**Written instruction**
Render every line in the records below as a Markdown table with two columns, "Row" and "Line", giving each line a row number and skipping blank lines.

━━━━━━━━

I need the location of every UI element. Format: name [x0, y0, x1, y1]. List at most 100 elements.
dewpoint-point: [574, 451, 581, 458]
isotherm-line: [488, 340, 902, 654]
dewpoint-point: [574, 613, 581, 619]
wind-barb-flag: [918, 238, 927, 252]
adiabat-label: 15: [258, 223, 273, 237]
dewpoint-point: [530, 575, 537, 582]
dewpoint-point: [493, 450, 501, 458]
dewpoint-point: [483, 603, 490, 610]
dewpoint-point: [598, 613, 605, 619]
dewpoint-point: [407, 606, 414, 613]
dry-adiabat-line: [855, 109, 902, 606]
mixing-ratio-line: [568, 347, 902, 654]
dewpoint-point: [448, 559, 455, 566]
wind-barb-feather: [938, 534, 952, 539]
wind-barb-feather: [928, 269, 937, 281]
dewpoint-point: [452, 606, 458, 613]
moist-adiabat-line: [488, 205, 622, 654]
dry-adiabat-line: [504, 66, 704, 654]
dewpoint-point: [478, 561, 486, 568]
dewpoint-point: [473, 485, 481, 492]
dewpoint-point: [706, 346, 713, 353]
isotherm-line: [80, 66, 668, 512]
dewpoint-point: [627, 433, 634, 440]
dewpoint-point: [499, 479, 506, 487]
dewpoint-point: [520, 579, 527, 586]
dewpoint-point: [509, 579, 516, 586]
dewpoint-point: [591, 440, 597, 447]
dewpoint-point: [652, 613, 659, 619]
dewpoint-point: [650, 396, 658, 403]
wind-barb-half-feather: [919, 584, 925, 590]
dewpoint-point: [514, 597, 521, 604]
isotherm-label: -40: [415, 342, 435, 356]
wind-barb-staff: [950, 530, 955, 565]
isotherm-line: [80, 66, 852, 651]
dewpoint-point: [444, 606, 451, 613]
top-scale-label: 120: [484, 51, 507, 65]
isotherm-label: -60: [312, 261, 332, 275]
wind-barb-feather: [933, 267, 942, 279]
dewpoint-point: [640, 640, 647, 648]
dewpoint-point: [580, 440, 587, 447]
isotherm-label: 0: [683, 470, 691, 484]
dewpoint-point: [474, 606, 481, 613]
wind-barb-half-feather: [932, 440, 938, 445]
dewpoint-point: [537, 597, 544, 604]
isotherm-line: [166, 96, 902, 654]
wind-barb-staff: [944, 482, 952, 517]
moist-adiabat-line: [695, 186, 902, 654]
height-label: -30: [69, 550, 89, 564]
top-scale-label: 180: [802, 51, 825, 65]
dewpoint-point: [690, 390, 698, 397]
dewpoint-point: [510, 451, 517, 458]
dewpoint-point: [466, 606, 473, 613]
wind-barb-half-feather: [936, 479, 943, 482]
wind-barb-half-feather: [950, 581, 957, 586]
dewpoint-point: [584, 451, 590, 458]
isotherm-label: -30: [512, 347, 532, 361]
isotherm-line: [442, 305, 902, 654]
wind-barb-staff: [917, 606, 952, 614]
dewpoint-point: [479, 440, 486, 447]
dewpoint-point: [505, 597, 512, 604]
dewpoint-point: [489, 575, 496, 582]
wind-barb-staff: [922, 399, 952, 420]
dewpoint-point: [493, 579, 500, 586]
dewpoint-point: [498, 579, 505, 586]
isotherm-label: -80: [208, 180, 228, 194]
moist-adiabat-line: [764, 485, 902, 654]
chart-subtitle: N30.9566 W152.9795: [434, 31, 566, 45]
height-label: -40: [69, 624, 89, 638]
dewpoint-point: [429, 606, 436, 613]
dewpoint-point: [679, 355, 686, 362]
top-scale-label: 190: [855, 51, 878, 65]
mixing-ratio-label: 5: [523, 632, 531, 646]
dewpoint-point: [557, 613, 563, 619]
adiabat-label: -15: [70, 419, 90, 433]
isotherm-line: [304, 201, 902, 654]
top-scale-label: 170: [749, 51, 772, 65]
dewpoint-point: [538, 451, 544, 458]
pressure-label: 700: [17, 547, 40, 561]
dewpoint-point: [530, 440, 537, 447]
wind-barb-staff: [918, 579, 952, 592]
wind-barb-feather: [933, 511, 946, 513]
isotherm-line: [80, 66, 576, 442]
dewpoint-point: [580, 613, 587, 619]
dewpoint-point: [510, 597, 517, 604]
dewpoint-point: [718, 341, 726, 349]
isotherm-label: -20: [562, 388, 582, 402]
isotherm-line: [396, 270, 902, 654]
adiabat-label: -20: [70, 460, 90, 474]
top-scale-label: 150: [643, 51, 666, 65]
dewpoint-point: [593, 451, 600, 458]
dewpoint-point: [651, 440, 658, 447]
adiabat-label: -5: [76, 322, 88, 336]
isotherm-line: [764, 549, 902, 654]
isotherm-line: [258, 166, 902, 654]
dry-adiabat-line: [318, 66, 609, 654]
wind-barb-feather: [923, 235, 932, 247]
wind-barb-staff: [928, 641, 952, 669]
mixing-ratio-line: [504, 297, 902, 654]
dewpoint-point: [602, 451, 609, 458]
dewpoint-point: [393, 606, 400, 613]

━━━━━━━━

**Written reply**
| Row | Line |
|---|---|
| 1 | I need the location of every UI element. Format: name [x0, y0, x1, y1]. List at most 100 elements. |
| 2 | dewpoint-point: [574, 451, 581, 458] |
| 3 | isotherm-line: [488, 340, 902, 654] |
| 4 | dewpoint-point: [574, 613, 581, 619] |
| 5 | wind-barb-flag: [918, 238, 927, 252] |
| 6 | adiabat-label: 15: [258, 223, 273, 237] |
| 7 | dewpoint-point: [530, 575, 537, 582] |
| 8 | dewpoint-point: [493, 450, 501, 458] |
| 9 | dewpoint-point: [483, 603, 490, 610] |
| 10 | dewpoint-point: [598, 613, 605, 619] |
| 11 | dewpoint-point: [407, 606, 414, 613] |
| 12 | dry-adiabat-line: [855, 109, 902, 606] |
| 13 | mixing-ratio-line: [568, 347, 902, 654] |
| 14 | dewpoint-point: [448, 559, 455, 566] |
| 15 | wind-barb-feather: [938, 534, 952, 539] |
| 16 | wind-barb-feather: [928, 269, 937, 281] |
| 17 | dewpoint-point: [452, 606, 458, 613] |
| 18 | moist-adiabat-line: [488, 205, 622, 654] |
| 19 | dry-adiabat-line: [504, 66, 704, 654] |
| 20 | dewpoint-point: [478, 561, 486, 568] |
| 21 | dewpoint-point: [473, 485, 481, 492] |
| 22 | dewpoint-point: [706, 346, 713, 353] |
| 23 | isotherm-line: [80, 66, 668, 512] |
| 24 | dewpoint-point: [627, 433, 634, 440] |
| 25 | dewpoint-point: [499, 479, 506, 487] |
| 26 | dewpoint-point: [520, 579, 527, 586] |
| 27 | dewpoint-point: [509, 579, 516, 586] |
| 28 | dewpoint-point: [591, 440, 597, 447] |
| 29 | dewpoint-point: [652, 613, 659, 619] |
| 30 | dewpoint-point: [650, 396, 658, 403] |
| 31 | wind-barb-half-feather: [919, 584, 925, 590] |
| 32 | dewpoint-point: [514, 597, 521, 604] |
| 33 | isotherm-label: -40: [415, 342, 435, 356] |
| 34 | wind-barb-staff: [950, 530, 955, 565] |
| 35 | isotherm-line: [80, 66, 852, 651] |
| 36 | dewpoint-point: [444, 606, 451, 613] |
| 37 | top-scale-label: 120: [484, 51, 507, 65] |
| 38 | isotherm-label: -60: [312, 261, 332, 275] |
| 39 | wind-barb-feather: [933, 267, 942, 279] |
| 40 | dewpoint-point: [640, 640, 647, 648] |
| 41 | dewpoint-point: [580, 440, 587, 447] |
| 42 | isotherm-label: 0: [683, 470, 691, 484] |
| 43 | dewpoint-point: [474, 606, 481, 613] |
| 44 | wind-barb-half-feather: [932, 440, 938, 445] |
| 45 | dewpoint-point: [537, 597, 544, 604] |
| 46 | isotherm-line: [166, 96, 902, 654] |
| 47 | wind-barb-staff: [944, 482, 952, 517] |
| 48 | moist-adiabat-line: [695, 186, 902, 654] |
| 49 | height-label: -30: [69, 550, 89, 564] |
| 50 | top-scale-label: 180: [802, 51, 825, 65] |
| 51 | dewpoint-point: [690, 390, 698, 397] |
| 52 | dewpoint-point: [510, 451, 517, 458] |
| 53 | dewpoint-point: [466, 606, 473, 613] |
| 54 | wind-barb-half-feather: [936, 479, 943, 482] |
| 55 | wind-barb-half-feather: [950, 581, 957, 586] |
| 56 | dewpoint-point: [584, 451, 590, 458] |
| 57 | isotherm-label: -30: [512, 347, 532, 361] |
| 58 | isotherm-line: [442, 305, 902, 654] |
| 59 | wind-barb-staff: [917, 606, 952, 614] |
| 60 | dewpoint-point: [479, 440, 486, 447] |
| 61 | dewpoint-point: [505, 597, 512, 604] |
| 62 | dewpoint-point: [489, 575, 496, 582] |
| 63 | wind-barb-staff: [922, 399, 952, 420] |
| 64 | dewpoint-point: [493, 579, 500, 586] |
| 65 | dewpoint-point: [498, 579, 505, 586] |
| 66 | isotherm-label: -80: [208, 180, 228, 194] |
| 67 | moist-adiabat-line: [764, 485, 902, 654] |
| 68 | chart-subtitle: N30.9566 W152.9795: [434, 31, 566, 45] |
| 69 | height-label: -40: [69, 624, 89, 638] |
| 70 | dewpoint-point: [429, 606, 436, 613] |
| 71 | dewpoint-point: [679, 355, 686, 362] |
| 72 | top-scale-label: 190: [855, 51, 878, 65] |
| 73 | mixing-ratio-label: 5: [523, 632, 531, 646] |
| 74 | dewpoint-point: [557, 613, 563, 619] |
| 75 | adiabat-label: -15: [70, 419, 90, 433] |
| 76 | isotherm-line: [304, 201, 902, 654] |
| 77 | top-scale-label: 170: [749, 51, 772, 65] |
| 78 | dewpoint-point: [538, 451, 544, 458] |
| 79 | pressure-label: 700: [17, 547, 40, 561] |
| 80 | dewpoint-point: [530, 440, 537, 447] |
| 81 | wind-barb-staff: [918, 579, 952, 592] |
| 82 | wind-barb-feather: [933, 511, 946, 513] |
| 83 | isotherm-line: [80, 66, 576, 442] |
| 84 | dewpoint-point: [580, 613, 587, 619] |
| 85 | dewpoint-point: [510, 597, 517, 604] |
| 86 | dewpoint-point: [718, 341, 726, 349] |
| 87 | isotherm-label: -20: [562, 388, 582, 402] |
| 88 | isotherm-line: [396, 270, 902, 654] |
| 89 | adiabat-label: -20: [70, 460, 90, 474] |
| 90 | top-scale-label: 150: [643, 51, 666, 65] |
| 91 | dewpoint-point: [593, 451, 600, 458] |
| 92 | dewpoint-point: [651, 440, 658, 447] |
| 93 | adiabat-label: -5: [76, 322, 88, 336] |
| 94 | isotherm-line: [764, 549, 902, 654] |
| 95 | isotherm-line: [258, 166, 902, 654] |
| 96 | dry-adiabat-line: [318, 66, 609, 654] |
| 97 | wind-barb-feather: [923, 235, 932, 247] |
| 98 | wind-barb-staff: [928, 641, 952, 669] |
| 99 | mixing-ratio-line: [504, 297, 902, 654] |
| 100 | dewpoint-point: [602, 451, 609, 458] |
| 101 | dewpoint-point: [393, 606, 400, 613] |